** START DATASET EXCERPTS **
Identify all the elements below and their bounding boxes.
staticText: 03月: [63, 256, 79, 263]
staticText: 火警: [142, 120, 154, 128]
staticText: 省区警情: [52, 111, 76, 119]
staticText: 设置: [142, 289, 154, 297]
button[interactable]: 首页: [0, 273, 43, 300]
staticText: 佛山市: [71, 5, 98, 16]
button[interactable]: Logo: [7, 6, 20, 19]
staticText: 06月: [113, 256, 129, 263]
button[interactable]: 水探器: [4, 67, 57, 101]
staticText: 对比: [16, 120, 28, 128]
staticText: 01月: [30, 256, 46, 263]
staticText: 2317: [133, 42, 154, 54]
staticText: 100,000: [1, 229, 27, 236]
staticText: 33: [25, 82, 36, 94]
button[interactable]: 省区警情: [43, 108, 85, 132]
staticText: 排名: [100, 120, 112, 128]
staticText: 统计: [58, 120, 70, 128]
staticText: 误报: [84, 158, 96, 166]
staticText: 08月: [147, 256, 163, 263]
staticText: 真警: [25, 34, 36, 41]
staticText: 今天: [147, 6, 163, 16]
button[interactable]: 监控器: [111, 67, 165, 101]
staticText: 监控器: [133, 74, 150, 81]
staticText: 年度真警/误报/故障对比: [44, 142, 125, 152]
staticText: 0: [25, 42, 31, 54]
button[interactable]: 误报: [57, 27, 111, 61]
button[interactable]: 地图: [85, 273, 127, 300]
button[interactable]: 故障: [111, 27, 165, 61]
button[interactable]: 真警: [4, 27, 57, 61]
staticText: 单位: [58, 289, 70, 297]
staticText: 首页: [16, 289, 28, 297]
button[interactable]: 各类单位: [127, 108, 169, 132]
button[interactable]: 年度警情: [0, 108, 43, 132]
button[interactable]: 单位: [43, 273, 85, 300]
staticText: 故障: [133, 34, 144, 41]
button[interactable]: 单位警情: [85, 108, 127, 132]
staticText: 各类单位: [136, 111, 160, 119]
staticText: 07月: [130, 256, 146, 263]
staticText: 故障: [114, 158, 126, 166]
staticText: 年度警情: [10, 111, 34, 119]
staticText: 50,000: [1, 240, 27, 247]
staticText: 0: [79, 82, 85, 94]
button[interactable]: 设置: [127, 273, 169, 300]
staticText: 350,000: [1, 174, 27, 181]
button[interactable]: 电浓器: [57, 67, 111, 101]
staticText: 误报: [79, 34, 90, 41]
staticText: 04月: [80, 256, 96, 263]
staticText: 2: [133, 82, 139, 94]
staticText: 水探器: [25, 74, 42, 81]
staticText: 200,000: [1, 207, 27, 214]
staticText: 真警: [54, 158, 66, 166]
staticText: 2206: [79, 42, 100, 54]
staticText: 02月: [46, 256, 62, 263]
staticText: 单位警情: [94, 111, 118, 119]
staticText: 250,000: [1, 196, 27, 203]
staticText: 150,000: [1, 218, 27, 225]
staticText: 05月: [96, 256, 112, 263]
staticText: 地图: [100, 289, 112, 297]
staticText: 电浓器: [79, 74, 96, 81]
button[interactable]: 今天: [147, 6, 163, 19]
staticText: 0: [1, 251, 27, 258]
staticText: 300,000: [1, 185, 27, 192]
** END DATASET EXCERPTS **
** START DATASET EXCERPTS **
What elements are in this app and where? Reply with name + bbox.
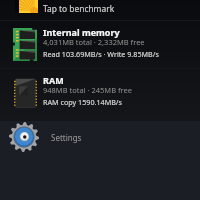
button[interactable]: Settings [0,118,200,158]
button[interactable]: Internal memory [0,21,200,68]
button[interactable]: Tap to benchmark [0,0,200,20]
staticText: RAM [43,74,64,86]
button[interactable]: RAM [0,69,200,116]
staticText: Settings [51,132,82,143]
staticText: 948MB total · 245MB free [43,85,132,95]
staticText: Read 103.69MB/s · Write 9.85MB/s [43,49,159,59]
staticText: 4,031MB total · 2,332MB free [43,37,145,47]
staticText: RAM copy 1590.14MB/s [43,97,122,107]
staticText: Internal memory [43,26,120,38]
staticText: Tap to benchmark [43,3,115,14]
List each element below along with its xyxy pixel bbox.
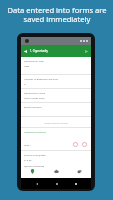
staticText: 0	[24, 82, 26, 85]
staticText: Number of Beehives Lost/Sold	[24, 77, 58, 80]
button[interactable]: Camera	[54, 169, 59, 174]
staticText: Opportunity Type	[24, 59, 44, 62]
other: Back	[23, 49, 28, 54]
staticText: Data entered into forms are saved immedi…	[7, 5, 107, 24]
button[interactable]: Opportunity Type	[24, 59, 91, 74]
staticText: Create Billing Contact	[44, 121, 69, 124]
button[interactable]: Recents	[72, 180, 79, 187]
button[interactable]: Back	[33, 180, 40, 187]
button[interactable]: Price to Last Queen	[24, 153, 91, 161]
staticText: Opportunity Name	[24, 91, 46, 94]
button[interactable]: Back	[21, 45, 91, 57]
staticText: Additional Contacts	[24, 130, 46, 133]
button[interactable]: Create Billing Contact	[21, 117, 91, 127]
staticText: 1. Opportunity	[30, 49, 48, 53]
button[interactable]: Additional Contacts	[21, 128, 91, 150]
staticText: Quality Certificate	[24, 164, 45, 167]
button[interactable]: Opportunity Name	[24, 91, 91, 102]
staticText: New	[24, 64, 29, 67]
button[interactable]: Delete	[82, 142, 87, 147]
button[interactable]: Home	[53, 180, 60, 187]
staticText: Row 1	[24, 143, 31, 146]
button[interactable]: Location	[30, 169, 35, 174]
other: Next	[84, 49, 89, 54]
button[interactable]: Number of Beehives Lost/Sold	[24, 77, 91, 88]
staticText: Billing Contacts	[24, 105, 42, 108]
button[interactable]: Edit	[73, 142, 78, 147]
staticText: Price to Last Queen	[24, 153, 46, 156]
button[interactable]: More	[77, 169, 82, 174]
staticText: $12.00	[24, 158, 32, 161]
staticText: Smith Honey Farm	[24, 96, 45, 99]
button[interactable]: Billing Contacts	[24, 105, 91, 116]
** END DATASET EXCERPTS **
** START DATASET EXCERPTS **
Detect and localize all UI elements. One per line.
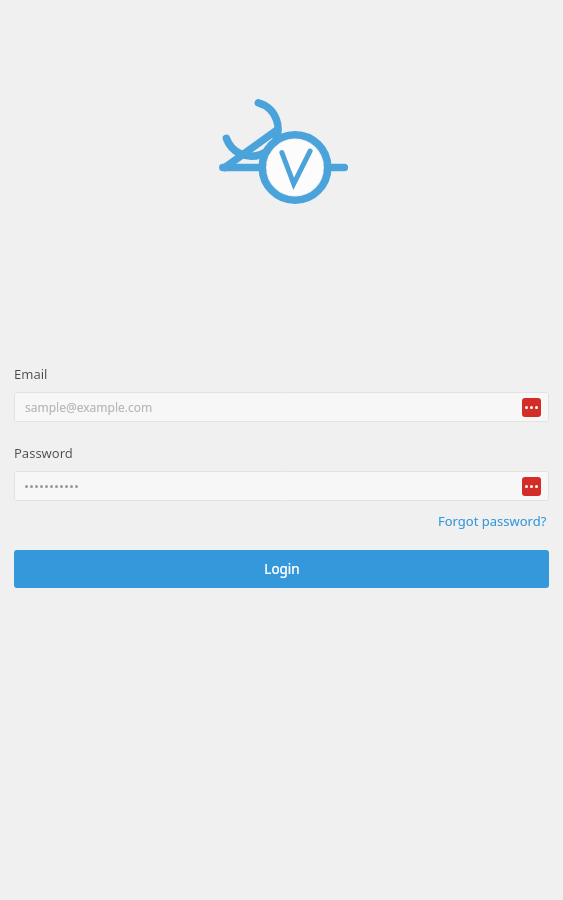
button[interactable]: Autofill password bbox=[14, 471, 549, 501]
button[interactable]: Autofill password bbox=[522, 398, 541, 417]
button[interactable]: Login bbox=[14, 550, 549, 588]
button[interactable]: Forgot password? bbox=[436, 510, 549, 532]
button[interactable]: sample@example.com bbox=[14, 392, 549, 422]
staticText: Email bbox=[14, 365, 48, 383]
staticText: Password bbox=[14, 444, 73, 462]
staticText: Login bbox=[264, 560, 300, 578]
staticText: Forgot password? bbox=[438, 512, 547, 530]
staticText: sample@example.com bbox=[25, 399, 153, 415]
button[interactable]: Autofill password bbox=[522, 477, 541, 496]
** END DATASET EXCERPTS **
[THE PROBLEM]: Pull out each line of the entries above that contains the string "Settings", treating uppercase and lowercase as distinct.

[EXPECTED ANSWER]:
button[interactable]: Settings [0,118,200,158]
staticText: Settings [51,132,82,143]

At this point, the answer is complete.